#### TRECHO DO TEXTO
Na
história recente, um aumento inaceitável da Resistência de Microrganismos a
Antibiótico (RAM) surgiu, com evidências de bactérias tornando-se resistentes
não apenas a uma, mas a múltiplas classes de antibióticos. Uma vez surgidas as
cepas resistentes aos antibióticos, elas podem se espalhar rapidamente pelo
mundo e adquirir resistência a classes adicionais de medicamentos. As cepas
multirresistentes (MDR) estão associadas ao aumento da morbimortalidade.
Na
maioria dos casos, a resistência antimicrobiana é o resultado dos mecanismos de
resposta selecionados dos patógenos à presença de drogas antimicrobianas, cujo
uso é globalmente difundido e muitas vezes se desvia da orientação fornecida na
bula. O surgimento de resistência antibiótica bacteriana geralmente ocorre logo
após a introdução clínica de novos antibióticos. Como tal, a resistência tem
sido relatada como sendo mais alta em regiões que têm alto uso per capita
desses medicamentos terapêuticos. Entretanto, o impacto de organismos
resistentes é evidente mesmo em países nos quais o uso de drogas per capita é baixo.
Essa resistência tem consequências dramáticas, como surtos clonais de
organismos resistentes que afetam os resultados dos pacientes.
Os
antibióticos matam as bactérias (bactericidas) ou impedem que elas cresçam
(bacteriostáticas). Os mecanismos antibióticos de ação baseiam-se na (i)

#### O QUE FAZER
Copie fielmente do texto sobre resistência a antibióticos o trecho entre "Essa resistência tem" e "baseiam-se na (i)", inclusive.

#### DADOS FORNECIDOS
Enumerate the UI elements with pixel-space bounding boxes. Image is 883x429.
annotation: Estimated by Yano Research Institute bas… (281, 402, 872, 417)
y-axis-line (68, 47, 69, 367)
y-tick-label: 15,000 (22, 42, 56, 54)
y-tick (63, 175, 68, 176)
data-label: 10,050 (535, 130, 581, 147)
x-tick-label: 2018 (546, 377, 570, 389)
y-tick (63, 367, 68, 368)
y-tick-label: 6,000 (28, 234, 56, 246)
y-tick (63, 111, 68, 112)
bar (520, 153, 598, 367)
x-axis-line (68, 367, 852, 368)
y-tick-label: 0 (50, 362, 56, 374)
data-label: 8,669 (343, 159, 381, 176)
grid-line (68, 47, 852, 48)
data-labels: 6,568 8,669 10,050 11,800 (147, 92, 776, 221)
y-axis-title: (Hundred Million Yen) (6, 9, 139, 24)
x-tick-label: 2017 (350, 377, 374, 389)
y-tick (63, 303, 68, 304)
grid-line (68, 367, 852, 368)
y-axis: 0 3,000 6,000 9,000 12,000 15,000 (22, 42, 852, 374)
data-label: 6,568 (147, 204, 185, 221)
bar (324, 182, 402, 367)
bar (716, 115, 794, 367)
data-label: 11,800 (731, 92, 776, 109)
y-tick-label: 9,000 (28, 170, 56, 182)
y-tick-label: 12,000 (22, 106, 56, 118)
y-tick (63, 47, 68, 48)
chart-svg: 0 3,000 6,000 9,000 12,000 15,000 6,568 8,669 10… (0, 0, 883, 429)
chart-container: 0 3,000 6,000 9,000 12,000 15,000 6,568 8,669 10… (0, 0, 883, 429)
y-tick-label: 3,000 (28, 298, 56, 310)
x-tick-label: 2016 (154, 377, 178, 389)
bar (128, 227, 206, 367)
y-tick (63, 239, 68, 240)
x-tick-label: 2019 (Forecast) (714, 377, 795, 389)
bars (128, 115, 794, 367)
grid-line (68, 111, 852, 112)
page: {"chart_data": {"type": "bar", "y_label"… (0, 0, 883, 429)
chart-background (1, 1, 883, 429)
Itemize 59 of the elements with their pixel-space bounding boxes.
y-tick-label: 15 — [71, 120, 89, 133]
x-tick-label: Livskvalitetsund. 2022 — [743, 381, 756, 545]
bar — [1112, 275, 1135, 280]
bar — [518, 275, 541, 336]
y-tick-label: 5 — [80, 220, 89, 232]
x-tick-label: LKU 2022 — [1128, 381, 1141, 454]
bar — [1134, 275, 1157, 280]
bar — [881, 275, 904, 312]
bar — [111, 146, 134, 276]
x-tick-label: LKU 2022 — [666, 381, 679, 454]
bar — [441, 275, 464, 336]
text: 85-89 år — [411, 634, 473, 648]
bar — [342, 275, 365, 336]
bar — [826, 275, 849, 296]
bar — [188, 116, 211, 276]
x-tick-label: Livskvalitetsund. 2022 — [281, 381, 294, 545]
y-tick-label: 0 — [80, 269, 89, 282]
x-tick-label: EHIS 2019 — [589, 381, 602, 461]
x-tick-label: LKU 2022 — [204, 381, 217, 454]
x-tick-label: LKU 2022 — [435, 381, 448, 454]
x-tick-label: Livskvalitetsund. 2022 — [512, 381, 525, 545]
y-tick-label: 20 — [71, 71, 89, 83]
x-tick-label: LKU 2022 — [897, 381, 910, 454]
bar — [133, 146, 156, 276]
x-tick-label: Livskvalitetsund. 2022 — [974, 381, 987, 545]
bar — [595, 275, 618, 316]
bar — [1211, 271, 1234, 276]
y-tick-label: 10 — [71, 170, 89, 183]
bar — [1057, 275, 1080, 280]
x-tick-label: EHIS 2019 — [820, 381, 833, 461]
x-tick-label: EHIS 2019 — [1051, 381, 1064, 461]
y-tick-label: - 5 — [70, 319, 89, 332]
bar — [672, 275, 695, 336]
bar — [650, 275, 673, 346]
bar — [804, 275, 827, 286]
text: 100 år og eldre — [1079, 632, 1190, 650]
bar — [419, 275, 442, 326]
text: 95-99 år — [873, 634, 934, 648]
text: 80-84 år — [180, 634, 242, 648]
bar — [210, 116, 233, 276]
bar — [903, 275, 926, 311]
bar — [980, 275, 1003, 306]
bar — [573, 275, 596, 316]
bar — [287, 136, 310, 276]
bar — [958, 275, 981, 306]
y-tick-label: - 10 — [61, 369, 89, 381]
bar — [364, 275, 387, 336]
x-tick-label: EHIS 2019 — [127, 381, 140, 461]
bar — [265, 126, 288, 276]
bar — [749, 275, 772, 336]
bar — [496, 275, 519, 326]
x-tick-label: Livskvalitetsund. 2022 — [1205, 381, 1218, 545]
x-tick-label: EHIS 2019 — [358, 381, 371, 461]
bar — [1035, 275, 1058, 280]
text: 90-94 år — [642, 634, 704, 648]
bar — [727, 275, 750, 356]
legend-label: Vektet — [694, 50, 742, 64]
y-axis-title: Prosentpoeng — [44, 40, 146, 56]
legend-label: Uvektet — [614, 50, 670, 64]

#### RESPOSTA
Essa resistência tem consequências dramáticas, como surtos clonais de
organismos resistentes que afetam os resultados dos pacientes.
Os
antibióticos matam as bactérias (bactericidas) ou impedem que elas cresçam
(bacteriostáticas). Os mecanismos antibióticos de ação baseiam-se na (i)